Document page records:

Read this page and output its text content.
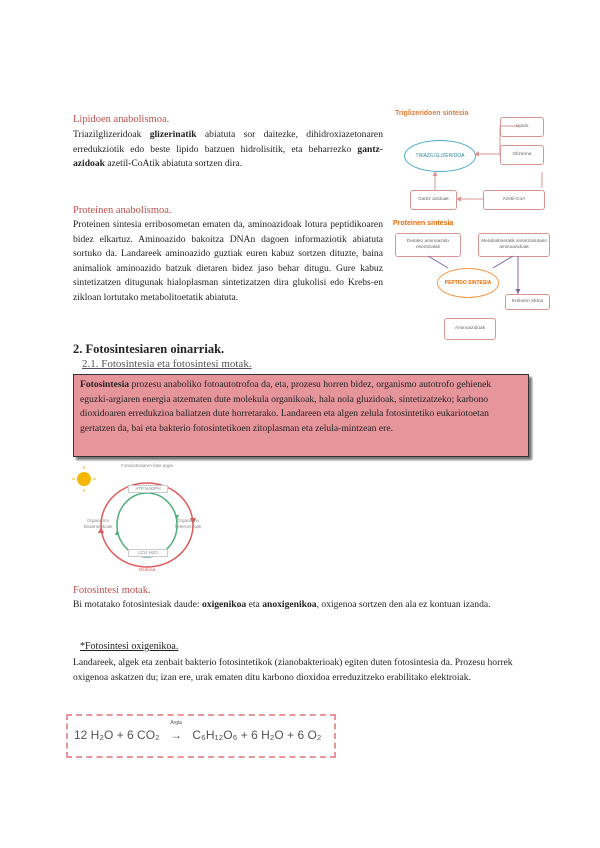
Lipidoen anabolismoa.
Triazilglizeridoak glizerinatik abiatuta sor daitezke, dihidroxiazetonaren erredukziotik edo beste lipido batzuen hidrolisitik, eta beharrezko gantz-azidoak azetil-CoAtik abiatuta sortzen dira.
Proteinen anabolismoa.
Proteinen sintesia erribosometan ematen da, aminoazidoak lotura peptidikoaren bidez elkartuz. Aminoazido bakoitza DNAn dagoen informaziotik abiatuta sortuko da. Landareek aminoazido guztiak euren kabuz sortzen dituzte, baina animaliok aminoazido batzuk dietaren bidez jaso behar ditugu. Gure kabuz sintetizatzen ditugunak hialoplasman sintetizatzen dira glukolisi edo Krebs-en zikloan lortutako metabolitoetatik abiatuta.
Triglizeridoen sintesia
TRIAZILGLIZERIDOA
Lipido
Glizerina
Gantz azidoak	Azetil-CoA
Proteinen sintesia
Dietako aminoazido esentzialak
Metabolitoetatik sintetizatutako aminoazidoak
PEPTIDO SINTESIA
Krebsen zikloa
Aminoazidoak
2. Fotosintesiaren oinarriak.
2.1. Fotosintesia eta fotosintesi motak.
Fotosintesia prozesu anaboliko fotoautotrofoa da, eta, prozesu horren bidez, organismo autotrofo gehienek eguzki-argiaren energia atzematen dute molekula organikoak, hala nola gluzidoak, sintetizatzeko; karbono dioxidoaren erredukzioa baliatzen dute horretarako. Landareen eta algen zelula fotosintetiko eukariotoetan gertatzen da, bai eta bakterio fotosintetikoen zitoplasman eta zelula-mintzean ere.
Fotosintesiaren fase argia
ATP NADPH
Organismo fotosintetikoak
Organismo heterotrofoak
CO2 H2O
Glukosa
Fotosintesi motak.
Bi motatako fotosintesiak daude: oxigenikoa eta anoxigenikoa, oxigenoa sortzen den ala ez kontuan izanda.
*Fotosintesi oxigenikoa.
Landareek, algek eta zenbait bakterio fotosintetikok (zianobakterioak) egiten duten fotosintesia da. Prozesu horrek oxigenoa askatzen du; izan ere, urak ematen ditu karbono dioxidoa erreduzitzeko erabilitako elektroiak.
12 H₂O + 6 CO₂
Argia
→ C₆H₁₂O₆ + 6 H₂O + 6 O₂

Exercise prompt :: Check each line of the entries for "oxigenikoa" and copy those that have it.

Solution to the problem ::
Bi motatako fotosintesiak daude: oxigenikoa eta anoxigenikoa, oxigenoa sortzen den ala ez kontuan izanda.
*Fotosintesi oxigenikoa.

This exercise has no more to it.